What the task requires:
Tally every line of the listing where the string "this" is found, and state the total alone.

Stored data:
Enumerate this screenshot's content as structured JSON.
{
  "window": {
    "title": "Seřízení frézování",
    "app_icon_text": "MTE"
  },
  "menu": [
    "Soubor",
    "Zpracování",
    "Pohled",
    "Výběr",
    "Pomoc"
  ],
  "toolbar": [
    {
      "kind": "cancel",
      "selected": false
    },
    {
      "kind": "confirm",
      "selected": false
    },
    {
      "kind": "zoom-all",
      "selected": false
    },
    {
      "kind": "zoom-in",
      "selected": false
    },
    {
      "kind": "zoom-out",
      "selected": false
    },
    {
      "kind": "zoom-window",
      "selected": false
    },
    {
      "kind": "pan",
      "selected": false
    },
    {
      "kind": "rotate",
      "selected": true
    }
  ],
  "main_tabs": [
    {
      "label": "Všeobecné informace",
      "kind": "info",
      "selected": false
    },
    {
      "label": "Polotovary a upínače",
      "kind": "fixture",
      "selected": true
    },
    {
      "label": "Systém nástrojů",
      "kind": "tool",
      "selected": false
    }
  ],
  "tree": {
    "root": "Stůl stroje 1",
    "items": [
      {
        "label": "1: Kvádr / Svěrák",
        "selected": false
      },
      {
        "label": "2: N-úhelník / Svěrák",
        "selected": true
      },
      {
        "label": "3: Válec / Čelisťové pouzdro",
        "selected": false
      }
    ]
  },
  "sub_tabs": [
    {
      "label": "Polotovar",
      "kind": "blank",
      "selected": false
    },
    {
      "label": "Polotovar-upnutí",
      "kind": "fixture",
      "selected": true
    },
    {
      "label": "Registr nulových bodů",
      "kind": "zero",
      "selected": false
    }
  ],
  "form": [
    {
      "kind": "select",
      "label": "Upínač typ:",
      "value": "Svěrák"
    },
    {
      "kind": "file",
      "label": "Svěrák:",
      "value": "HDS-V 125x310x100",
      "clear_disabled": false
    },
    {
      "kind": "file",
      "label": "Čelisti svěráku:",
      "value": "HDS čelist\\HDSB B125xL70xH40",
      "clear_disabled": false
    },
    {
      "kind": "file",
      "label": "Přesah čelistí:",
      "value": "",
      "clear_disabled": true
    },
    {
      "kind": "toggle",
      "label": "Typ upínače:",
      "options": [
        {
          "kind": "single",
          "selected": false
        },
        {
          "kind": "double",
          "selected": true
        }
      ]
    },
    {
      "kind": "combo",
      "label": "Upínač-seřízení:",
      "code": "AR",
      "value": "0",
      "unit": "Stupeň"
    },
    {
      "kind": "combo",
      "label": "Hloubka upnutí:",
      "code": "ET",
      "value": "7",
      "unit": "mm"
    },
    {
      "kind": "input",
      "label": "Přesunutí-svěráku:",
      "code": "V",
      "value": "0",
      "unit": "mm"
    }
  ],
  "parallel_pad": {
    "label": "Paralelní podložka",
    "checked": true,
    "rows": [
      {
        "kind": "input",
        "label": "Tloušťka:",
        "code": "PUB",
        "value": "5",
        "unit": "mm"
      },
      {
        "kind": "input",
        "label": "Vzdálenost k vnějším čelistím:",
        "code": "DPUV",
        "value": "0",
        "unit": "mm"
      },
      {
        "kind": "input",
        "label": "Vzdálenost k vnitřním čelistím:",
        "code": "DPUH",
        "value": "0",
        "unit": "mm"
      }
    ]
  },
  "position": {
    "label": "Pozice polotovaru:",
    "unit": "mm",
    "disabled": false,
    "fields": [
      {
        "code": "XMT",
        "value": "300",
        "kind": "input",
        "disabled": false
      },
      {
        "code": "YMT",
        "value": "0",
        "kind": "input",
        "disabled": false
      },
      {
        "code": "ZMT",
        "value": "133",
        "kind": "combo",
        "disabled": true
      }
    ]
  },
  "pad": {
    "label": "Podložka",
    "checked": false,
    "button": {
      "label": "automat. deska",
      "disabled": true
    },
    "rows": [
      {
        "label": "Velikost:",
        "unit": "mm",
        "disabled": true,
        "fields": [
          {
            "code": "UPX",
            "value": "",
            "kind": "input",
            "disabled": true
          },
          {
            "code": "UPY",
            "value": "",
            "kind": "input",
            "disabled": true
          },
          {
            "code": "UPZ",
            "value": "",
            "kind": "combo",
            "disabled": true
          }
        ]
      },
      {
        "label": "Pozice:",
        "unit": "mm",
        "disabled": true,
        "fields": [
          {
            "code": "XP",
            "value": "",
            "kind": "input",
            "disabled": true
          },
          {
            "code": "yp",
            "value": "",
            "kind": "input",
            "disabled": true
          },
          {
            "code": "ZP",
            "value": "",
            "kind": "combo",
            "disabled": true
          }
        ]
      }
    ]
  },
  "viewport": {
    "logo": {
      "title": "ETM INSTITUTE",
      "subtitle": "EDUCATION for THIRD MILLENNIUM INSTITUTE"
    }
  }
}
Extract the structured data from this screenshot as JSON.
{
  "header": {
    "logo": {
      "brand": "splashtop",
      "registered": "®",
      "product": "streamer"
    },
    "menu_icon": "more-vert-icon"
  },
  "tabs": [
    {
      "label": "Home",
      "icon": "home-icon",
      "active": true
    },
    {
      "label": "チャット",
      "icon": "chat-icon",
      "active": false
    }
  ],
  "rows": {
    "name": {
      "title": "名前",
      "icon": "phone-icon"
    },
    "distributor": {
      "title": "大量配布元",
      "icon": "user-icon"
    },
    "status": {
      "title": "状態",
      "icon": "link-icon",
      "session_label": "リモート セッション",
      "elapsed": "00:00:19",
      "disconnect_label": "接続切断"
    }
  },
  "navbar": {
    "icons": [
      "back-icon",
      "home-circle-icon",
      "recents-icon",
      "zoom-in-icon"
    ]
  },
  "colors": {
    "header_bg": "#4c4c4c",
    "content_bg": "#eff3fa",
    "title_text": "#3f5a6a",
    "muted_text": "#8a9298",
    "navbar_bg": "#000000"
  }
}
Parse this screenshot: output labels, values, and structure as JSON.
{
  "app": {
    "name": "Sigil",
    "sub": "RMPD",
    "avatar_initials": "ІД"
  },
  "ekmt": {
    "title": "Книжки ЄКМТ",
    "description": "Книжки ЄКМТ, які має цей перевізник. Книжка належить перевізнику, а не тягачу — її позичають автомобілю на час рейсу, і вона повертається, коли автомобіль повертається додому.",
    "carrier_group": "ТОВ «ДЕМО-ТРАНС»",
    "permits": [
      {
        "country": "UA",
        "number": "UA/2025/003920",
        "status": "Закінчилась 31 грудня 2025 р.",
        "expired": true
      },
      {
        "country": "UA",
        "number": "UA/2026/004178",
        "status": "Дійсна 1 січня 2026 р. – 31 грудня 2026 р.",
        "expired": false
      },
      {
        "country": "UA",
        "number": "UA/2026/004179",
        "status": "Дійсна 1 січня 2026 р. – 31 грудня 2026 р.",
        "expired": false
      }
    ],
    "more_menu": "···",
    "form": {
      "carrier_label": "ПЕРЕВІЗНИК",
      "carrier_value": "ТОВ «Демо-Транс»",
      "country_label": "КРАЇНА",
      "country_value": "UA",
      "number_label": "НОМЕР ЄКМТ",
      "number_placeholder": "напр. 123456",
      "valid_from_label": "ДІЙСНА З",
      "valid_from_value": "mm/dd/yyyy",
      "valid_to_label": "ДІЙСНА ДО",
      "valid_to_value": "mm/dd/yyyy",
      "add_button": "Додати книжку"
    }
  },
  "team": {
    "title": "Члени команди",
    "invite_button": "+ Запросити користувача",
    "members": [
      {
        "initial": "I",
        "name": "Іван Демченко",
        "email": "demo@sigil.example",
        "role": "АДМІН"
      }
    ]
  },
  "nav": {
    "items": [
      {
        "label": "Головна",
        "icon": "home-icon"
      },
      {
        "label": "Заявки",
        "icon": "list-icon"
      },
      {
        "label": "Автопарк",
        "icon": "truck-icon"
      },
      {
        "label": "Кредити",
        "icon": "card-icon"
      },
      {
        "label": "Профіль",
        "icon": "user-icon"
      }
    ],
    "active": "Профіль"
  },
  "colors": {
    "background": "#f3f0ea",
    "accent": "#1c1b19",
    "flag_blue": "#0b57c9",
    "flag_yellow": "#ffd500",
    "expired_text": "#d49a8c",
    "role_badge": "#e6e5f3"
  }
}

Reply to the task:
3